DIRECTION: Which lines hold the string "Långtidsarbetslösa"? Copy every one of them.
--- Start of RECORD LIST ---
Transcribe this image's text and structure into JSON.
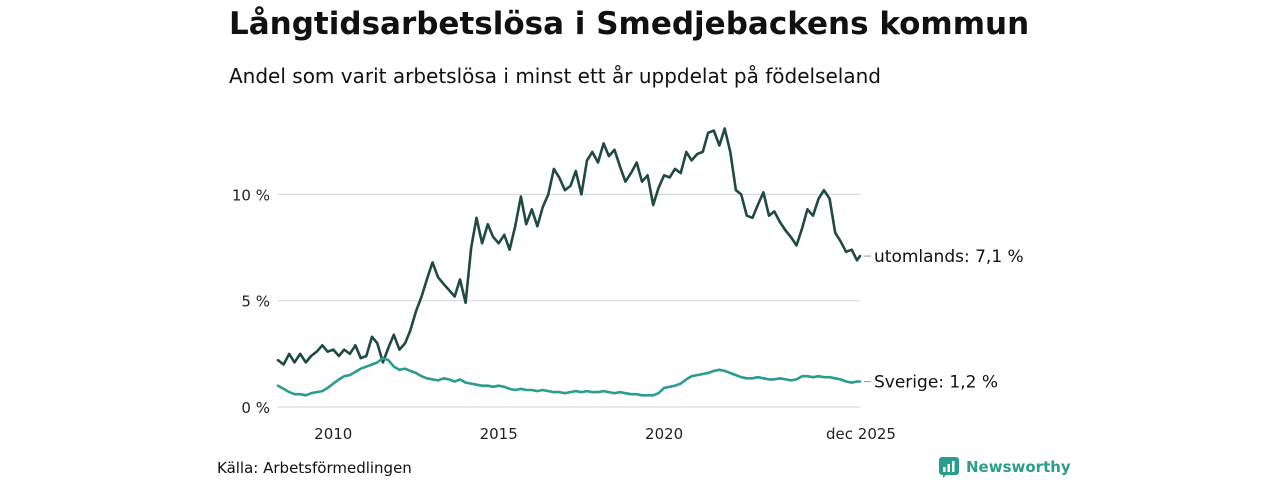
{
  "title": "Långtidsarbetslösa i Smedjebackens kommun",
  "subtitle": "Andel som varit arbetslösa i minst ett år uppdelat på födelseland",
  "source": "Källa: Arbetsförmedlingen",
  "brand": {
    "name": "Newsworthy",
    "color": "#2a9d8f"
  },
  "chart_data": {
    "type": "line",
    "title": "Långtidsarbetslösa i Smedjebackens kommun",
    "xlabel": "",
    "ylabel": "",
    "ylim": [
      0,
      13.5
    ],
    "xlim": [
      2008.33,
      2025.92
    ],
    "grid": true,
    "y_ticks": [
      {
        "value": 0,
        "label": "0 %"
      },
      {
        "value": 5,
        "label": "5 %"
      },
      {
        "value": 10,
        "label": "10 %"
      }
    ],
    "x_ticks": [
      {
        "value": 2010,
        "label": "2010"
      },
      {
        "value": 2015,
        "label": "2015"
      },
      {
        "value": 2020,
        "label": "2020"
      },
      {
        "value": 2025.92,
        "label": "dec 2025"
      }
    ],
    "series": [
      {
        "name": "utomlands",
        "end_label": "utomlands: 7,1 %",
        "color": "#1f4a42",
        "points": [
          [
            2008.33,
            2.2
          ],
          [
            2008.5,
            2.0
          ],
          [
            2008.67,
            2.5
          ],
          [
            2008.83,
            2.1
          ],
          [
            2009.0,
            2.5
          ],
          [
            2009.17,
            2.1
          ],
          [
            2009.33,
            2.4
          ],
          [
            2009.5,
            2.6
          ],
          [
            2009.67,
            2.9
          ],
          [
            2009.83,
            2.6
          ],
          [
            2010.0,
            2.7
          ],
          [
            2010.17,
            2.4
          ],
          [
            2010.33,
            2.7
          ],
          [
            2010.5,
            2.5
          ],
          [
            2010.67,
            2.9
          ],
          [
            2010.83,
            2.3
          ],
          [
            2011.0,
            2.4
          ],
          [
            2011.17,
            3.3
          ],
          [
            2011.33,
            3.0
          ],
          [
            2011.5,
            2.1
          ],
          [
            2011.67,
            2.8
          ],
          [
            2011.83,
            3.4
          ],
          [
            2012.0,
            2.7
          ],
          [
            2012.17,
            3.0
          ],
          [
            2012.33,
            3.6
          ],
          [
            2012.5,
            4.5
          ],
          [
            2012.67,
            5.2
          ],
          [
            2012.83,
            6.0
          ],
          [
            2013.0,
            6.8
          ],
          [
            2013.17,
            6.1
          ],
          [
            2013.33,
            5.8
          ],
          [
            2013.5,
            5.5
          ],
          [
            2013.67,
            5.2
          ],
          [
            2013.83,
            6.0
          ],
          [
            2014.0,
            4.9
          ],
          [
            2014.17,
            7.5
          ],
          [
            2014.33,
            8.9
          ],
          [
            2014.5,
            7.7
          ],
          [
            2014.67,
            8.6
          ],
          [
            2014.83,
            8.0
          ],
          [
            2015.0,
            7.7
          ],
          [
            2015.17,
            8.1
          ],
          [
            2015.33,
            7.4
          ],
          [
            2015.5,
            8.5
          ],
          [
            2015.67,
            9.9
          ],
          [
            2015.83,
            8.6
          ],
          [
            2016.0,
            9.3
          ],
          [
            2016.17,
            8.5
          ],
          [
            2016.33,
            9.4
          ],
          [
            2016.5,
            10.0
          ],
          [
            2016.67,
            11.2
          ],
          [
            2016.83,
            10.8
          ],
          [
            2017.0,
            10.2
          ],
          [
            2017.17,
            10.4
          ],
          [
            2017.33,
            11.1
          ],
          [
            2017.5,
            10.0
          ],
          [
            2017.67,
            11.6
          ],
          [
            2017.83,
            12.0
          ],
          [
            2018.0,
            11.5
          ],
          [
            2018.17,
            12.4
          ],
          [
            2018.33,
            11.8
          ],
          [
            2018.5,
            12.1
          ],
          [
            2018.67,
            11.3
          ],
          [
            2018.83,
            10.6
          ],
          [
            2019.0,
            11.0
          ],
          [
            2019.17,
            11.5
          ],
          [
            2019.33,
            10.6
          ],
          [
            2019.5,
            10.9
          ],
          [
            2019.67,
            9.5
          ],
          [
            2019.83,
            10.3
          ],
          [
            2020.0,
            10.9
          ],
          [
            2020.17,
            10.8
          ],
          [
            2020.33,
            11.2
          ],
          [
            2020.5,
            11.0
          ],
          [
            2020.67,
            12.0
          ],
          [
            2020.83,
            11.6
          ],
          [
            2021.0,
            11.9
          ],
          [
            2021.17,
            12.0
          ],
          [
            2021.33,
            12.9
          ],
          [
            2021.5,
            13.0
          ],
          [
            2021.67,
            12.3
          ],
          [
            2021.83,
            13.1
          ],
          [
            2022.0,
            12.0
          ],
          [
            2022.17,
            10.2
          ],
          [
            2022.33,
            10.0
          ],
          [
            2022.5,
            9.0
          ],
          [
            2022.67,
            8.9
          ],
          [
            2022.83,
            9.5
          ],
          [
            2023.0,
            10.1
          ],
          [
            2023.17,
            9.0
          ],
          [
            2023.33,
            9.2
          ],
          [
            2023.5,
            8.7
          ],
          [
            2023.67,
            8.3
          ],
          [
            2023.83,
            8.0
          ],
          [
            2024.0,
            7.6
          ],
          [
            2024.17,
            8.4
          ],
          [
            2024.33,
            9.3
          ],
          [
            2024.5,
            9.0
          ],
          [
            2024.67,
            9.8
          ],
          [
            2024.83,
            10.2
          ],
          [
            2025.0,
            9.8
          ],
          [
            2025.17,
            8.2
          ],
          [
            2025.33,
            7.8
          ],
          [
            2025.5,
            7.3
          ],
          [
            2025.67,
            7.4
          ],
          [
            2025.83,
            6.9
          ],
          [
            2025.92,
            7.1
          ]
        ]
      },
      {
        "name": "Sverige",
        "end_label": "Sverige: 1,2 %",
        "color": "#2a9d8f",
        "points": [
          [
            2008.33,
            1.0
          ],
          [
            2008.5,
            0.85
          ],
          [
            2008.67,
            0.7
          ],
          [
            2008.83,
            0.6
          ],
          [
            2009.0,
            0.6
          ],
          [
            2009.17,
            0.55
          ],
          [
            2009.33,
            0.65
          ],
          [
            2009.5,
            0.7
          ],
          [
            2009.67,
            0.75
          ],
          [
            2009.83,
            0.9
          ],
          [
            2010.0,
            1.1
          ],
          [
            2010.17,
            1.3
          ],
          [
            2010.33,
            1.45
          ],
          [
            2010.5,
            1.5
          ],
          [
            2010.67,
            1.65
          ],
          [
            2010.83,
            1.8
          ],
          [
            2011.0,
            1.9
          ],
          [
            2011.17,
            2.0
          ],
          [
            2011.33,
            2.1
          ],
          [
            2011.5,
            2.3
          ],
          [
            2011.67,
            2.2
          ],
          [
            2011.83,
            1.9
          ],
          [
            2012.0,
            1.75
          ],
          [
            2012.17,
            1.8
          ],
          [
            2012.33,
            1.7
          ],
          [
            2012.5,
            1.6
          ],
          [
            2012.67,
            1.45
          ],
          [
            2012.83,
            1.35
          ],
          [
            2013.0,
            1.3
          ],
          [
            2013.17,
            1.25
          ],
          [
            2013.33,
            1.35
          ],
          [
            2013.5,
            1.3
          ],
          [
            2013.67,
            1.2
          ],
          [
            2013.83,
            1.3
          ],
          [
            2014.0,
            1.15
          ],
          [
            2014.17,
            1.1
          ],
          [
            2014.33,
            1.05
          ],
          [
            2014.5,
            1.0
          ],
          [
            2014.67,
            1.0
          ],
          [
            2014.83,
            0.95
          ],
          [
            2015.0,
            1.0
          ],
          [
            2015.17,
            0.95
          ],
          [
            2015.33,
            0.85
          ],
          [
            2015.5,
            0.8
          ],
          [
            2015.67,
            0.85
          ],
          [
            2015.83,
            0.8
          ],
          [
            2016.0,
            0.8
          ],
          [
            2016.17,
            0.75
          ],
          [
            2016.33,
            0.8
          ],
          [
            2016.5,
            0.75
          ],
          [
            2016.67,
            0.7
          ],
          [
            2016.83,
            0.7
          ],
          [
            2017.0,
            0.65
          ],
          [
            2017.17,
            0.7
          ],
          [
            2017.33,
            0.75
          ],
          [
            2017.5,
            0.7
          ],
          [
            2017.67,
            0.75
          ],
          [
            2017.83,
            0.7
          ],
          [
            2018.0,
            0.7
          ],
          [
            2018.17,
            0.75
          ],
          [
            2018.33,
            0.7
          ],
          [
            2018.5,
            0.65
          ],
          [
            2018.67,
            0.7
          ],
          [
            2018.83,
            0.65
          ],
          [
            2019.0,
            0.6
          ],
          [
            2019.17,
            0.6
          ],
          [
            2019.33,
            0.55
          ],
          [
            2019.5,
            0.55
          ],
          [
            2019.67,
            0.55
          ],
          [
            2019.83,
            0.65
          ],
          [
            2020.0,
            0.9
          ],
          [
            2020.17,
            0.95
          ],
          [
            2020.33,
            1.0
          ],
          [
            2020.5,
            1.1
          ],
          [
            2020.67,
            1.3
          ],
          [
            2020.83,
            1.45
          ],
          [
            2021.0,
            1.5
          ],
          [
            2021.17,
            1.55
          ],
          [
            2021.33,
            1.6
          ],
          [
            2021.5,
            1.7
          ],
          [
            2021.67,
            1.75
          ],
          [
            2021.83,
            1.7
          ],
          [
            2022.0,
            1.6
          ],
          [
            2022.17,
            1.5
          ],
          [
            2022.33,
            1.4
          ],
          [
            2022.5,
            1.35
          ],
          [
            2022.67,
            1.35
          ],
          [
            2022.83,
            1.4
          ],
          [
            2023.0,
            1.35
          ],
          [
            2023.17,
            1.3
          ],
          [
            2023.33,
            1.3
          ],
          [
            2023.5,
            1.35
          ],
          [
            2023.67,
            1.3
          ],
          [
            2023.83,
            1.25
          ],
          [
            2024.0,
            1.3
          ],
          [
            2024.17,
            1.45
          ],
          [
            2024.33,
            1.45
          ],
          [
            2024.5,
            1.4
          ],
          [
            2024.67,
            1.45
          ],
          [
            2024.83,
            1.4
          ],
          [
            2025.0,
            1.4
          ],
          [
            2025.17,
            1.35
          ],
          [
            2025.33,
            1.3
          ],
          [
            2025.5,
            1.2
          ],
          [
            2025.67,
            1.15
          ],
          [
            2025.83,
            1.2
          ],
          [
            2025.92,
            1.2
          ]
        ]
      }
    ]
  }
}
--- End of RECORD LIST ---
COMPLETE RESPONSE:
  "title": "Långtidsarbetslösa i Smedjebackens kommun",
    "title": "Långtidsarbetslösa i Smedjebackens kommun",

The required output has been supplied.